--- START OF Task inputs ---
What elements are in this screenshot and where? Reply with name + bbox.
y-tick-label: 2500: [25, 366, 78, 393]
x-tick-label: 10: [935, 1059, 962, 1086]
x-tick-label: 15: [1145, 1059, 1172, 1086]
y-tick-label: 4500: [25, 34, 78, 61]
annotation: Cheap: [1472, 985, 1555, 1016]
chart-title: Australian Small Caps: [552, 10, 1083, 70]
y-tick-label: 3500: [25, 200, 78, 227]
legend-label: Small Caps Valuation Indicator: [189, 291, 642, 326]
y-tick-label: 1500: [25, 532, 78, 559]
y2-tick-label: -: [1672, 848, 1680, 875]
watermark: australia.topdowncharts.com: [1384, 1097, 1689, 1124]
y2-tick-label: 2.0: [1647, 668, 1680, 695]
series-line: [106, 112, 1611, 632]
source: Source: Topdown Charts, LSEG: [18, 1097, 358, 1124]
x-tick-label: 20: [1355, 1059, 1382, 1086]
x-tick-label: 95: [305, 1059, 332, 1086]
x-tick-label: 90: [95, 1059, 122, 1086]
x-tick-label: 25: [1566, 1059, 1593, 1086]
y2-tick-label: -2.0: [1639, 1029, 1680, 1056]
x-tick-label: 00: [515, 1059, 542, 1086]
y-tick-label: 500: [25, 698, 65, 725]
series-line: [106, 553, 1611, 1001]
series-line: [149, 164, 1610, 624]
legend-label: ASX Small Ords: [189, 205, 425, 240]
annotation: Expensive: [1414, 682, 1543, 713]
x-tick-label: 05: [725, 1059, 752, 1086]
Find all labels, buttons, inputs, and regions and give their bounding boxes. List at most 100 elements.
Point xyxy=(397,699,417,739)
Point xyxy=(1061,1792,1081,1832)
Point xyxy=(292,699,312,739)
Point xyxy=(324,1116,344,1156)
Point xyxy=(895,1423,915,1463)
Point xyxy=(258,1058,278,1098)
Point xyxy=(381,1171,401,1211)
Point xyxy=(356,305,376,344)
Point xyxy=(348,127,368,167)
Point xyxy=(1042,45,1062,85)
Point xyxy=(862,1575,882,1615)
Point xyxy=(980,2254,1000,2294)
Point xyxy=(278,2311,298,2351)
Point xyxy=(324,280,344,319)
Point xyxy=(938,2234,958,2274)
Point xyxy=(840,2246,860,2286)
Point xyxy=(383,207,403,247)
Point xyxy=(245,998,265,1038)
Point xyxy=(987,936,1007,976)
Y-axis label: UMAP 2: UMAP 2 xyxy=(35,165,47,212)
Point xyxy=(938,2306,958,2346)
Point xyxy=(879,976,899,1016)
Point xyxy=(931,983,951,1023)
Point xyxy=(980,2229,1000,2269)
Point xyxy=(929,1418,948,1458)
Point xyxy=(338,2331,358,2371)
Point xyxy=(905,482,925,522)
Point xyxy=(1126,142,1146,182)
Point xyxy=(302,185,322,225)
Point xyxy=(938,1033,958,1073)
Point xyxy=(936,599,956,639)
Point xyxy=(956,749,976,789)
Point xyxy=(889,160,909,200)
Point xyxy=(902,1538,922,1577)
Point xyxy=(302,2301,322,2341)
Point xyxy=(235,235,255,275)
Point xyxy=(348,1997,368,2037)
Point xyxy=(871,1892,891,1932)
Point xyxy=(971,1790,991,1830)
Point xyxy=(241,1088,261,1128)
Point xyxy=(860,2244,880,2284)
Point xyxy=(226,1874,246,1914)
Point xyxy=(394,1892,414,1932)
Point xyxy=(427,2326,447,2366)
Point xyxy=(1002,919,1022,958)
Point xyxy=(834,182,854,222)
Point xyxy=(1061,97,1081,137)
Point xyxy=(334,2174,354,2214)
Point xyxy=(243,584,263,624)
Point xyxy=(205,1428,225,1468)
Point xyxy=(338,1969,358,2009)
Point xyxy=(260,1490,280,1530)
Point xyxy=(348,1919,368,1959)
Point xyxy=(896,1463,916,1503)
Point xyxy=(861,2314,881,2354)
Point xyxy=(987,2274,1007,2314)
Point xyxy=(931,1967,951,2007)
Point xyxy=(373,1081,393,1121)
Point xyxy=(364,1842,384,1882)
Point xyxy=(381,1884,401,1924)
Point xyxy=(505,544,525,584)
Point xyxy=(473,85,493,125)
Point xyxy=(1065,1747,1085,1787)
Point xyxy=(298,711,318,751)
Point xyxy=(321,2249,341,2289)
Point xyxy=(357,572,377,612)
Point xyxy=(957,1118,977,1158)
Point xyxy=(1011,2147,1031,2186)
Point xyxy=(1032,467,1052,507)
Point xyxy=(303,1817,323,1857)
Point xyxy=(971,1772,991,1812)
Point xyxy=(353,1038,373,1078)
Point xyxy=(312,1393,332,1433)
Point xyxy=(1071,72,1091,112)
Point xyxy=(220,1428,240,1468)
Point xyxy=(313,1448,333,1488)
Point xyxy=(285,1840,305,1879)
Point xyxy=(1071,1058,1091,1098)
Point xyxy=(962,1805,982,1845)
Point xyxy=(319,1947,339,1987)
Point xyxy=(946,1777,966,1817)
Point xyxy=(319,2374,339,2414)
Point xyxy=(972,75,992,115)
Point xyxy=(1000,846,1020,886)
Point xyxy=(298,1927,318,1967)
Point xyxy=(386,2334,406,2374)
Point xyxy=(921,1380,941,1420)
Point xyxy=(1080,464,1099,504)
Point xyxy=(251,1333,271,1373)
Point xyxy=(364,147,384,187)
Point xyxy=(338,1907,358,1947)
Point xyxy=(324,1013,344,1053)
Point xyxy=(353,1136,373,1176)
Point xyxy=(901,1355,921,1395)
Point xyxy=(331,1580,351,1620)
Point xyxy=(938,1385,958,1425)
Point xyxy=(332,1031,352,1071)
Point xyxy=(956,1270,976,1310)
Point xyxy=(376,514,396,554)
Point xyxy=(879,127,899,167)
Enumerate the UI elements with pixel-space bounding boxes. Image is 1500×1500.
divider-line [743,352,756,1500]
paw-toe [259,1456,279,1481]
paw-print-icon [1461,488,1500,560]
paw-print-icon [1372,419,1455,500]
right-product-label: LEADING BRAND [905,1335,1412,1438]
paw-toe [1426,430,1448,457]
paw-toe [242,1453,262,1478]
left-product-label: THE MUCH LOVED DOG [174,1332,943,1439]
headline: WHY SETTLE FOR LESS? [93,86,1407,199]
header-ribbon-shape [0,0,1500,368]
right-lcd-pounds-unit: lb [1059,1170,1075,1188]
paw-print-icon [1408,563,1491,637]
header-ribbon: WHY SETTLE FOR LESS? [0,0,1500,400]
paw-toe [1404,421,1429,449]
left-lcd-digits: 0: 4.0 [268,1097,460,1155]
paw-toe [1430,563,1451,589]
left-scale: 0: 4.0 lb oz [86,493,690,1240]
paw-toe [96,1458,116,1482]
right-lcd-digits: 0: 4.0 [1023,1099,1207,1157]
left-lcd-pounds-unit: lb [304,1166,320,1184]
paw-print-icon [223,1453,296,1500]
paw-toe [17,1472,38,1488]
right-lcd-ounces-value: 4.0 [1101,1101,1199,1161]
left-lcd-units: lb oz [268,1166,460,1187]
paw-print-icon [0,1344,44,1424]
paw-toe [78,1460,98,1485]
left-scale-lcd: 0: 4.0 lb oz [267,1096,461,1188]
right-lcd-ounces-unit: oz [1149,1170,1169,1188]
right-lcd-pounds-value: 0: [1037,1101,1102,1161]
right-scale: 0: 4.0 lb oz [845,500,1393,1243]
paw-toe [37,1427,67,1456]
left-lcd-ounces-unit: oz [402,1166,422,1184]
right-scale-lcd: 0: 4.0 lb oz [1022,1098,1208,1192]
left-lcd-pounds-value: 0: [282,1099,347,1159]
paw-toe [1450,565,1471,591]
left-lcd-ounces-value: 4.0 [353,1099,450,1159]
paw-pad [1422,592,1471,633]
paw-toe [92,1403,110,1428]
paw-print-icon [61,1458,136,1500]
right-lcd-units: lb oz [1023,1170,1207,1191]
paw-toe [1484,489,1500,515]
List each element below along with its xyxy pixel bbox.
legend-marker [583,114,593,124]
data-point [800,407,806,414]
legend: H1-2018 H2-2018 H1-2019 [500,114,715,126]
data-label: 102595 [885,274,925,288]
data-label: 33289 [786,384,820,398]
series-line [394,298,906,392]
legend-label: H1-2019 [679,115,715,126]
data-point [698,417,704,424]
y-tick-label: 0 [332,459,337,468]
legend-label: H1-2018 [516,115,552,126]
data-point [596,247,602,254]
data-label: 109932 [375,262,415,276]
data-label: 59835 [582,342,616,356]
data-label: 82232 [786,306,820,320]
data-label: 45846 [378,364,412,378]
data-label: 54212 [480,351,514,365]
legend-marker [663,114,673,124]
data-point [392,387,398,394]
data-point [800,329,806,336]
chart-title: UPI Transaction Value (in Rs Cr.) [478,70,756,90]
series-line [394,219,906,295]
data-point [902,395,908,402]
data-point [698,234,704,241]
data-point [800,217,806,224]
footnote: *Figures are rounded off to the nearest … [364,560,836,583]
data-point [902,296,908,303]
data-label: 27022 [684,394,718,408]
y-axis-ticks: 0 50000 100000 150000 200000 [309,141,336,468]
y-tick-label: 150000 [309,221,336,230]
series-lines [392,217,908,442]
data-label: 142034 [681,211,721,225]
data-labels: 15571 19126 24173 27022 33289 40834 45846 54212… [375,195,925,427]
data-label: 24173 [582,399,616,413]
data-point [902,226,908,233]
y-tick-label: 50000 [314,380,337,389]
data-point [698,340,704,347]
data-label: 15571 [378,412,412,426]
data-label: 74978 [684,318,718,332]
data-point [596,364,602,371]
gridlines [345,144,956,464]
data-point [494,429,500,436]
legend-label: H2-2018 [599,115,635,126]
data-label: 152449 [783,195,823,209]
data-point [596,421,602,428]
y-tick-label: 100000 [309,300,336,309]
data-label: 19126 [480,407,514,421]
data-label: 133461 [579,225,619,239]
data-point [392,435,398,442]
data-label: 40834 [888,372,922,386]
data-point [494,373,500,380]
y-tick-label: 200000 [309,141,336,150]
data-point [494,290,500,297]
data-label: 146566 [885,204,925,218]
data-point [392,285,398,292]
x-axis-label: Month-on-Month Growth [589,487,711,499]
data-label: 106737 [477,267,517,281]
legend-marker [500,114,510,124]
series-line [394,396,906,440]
--- END OF Task inputs ---
(Given request): Copy out every line of the listing, word for word, from its first line through the line containing "x-tick-label: 25: [1566, 1059, 1593, 1086]", including both of those lines.

(Result):
What elements are in this screenshot and where? Reply with name + bbox.
y-tick-label: 2500: [25, 366, 78, 393]
x-tick-label: 10: [935, 1059, 962, 1086]
x-tick-label: 15: [1145, 1059, 1172, 1086]
y-tick-label: 4500: [25, 34, 78, 61]
annotation: Cheap: [1472, 985, 1555, 1016]
chart-title: Australian Small Caps: [552, 10, 1083, 70]
y-tick-label: 3500: [25, 200, 78, 227]
legend-label: Small Caps Valuation Indicator: [189, 291, 642, 326]
y-tick-label: 1500: [25, 532, 78, 559]
y2-tick-label: -: [1672, 848, 1680, 875]
watermark: australia.topdowncharts.com: [1384, 1097, 1689, 1124]
y2-tick-label: 2.0: [1647, 668, 1680, 695]
series-line: [106, 112, 1611, 632]
source: Source: Topdown Charts, LSEG: [18, 1097, 358, 1124]
x-tick-label: 20: [1355, 1059, 1382, 1086]
x-tick-label: 95: [305, 1059, 332, 1086]
x-tick-label: 90: [95, 1059, 122, 1086]
x-tick-label: 25: [1566, 1059, 1593, 1086]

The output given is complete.